Task details:
All of the material below is to be repeated exactly.

Items listed in a dataset:
::::::

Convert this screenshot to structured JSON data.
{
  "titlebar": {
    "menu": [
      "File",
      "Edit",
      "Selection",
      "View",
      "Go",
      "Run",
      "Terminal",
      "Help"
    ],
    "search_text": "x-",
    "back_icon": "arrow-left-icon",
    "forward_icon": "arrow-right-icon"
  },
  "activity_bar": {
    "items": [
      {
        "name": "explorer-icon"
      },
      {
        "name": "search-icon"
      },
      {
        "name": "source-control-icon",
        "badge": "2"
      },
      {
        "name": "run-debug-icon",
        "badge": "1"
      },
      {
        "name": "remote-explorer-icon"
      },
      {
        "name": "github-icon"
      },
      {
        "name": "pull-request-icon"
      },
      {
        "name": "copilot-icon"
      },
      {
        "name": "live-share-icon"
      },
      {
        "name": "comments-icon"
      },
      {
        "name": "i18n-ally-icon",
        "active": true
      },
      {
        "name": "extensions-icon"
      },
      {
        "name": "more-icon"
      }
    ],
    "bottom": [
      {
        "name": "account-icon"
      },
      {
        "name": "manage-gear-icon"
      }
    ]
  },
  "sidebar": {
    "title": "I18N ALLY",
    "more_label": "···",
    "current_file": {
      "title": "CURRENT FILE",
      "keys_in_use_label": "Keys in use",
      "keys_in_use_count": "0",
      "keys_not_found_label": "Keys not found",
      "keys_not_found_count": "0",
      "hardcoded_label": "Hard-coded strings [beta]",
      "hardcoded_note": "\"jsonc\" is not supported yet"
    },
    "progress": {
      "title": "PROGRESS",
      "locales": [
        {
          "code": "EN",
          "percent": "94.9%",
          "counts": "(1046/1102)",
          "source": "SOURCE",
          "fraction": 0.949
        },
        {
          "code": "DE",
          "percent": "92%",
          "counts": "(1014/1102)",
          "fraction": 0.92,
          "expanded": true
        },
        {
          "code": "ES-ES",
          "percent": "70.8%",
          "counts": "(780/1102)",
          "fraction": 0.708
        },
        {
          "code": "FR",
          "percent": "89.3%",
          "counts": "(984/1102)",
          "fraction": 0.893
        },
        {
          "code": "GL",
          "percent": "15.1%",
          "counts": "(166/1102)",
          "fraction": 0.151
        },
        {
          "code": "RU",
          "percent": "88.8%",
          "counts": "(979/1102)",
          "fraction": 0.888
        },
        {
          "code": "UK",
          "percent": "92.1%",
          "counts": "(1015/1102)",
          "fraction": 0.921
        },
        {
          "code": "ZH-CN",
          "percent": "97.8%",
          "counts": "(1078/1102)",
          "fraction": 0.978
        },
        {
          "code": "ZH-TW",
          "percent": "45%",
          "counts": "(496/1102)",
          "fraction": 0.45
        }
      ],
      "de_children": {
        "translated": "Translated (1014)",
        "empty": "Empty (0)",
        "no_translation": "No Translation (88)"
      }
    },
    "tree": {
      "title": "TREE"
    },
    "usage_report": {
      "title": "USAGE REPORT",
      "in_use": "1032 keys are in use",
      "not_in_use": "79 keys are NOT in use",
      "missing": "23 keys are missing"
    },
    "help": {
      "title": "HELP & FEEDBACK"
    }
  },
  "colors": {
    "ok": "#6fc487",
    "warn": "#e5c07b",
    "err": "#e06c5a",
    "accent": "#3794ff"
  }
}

::::::

Response to the exercise:
Convert this screenshot to structured JSON data.
{
  "titlebar": {
    "menu": [
      "File",
      "Edit",
      "Selection",
      "View",
      "Go",
      "Run",
      "Terminal",
      "Help"
    ],
    "search_text": "x-",
    "back_icon": "arrow-left-icon",
    "forward_icon": "arrow-right-icon"
  },
  "activity_bar": {
    "items": [
      {
        "name": "explorer-icon"
      },
      {
        "name": "search-icon"
      },
      {
        "name": "source-control-icon",
        "badge": "2"
      },
      {
        "name": "run-debug-icon",
        "badge": "1"
      },
      {
        "name": "remote-explorer-icon"
      },
      {
        "name": "github-icon"
      },
      {
        "name": "pull-request-icon"
      },
      {
        "name": "copilot-icon"
      },
      {
        "name": "live-share-icon"
      },
      {
        "name": "comments-icon"
      },
      {
        "name": "i18n-ally-icon",
        "active": true
      },
      {
        "name": "extensions-icon"
      },
      {
        "name": "more-icon"
      }
    ],
    "bottom": [
      {
        "name": "account-icon"
      },
      {
        "name": "manage-gear-icon"
      }
    ]
  },
  "sidebar": {
    "title": "I18N ALLY",
    "more_label": "···",
    "current_file": {
      "title": "CURRENT FILE",
      "keys_in_use_label": "Keys in use",
      "keys_in_use_count": "0",
      "keys_not_found_label": "Keys not found",
      "keys_not_found_count": "0",
      "hardcoded_label": "Hard-coded strings [beta]",
      "hardcoded_note": "\"jsonc\" is not supported yet"
    },
    "progress": {
      "title": "PROGRESS",
      "locales": [
        {
          "code": "EN",
          "percent": "94.9%",
          "counts": "(1046/1102)",
          "source": "SOURCE",
          "fraction": 0.949
        },
        {
          "code": "DE",
          "percent": "92%",
          "counts": "(1014/1102)",
          "fraction": 0.92,
          "expanded": true
        },
        {
          "code": "ES-ES",
          "percent": "70.8%",
          "counts": "(780/1102)",
          "fraction": 0.708
        },
        {
          "code": "FR",
          "percent": "89.3%",
          "counts": "(984/1102)",
          "fraction": 0.893
        },
        {
          "code": "GL",
          "percent": "15.1%",
          "counts": "(166/1102)",
          "fraction": 0.151
        },
        {
          "code": "RU",
          "percent": "88.8%",
          "counts": "(979/1102)",
          "fraction": 0.888
        },
        {
          "code": "UK",
          "percent": "92.1%",
          "counts": "(1015/1102)",
          "fraction": 0.921
        },
        {
          "code": "ZH-CN",
          "percent": "97.8%",
          "counts": "(1078/1102)",
          "fraction": 0.978
        },
        {
          "code": "ZH-TW",
          "percent": "45%",
          "counts": "(496/1102)",
          "fraction": 0.45
        }
      ],
      "de_children": {
        "translated": "Translated (1014)",
        "empty": "Empty (0)",
        "no_translation": "No Translation (88)"
      }
    },
    "tree": {
      "title": "TREE"
    },
    "usage_report": {
      "title": "USAGE REPORT",
      "in_use": "1032 keys are in use",
      "not_in_use": "79 keys are NOT in use",
      "missing": "23 keys are missing"
    },
    "help": {
      "title": "HELP & FEEDBACK"
    }
  },
  "colors": {
    "ok": "#6fc487",
    "warn": "#e5c07b",
    "err": "#e06c5a",
    "accent": "#3794ff"
  }
}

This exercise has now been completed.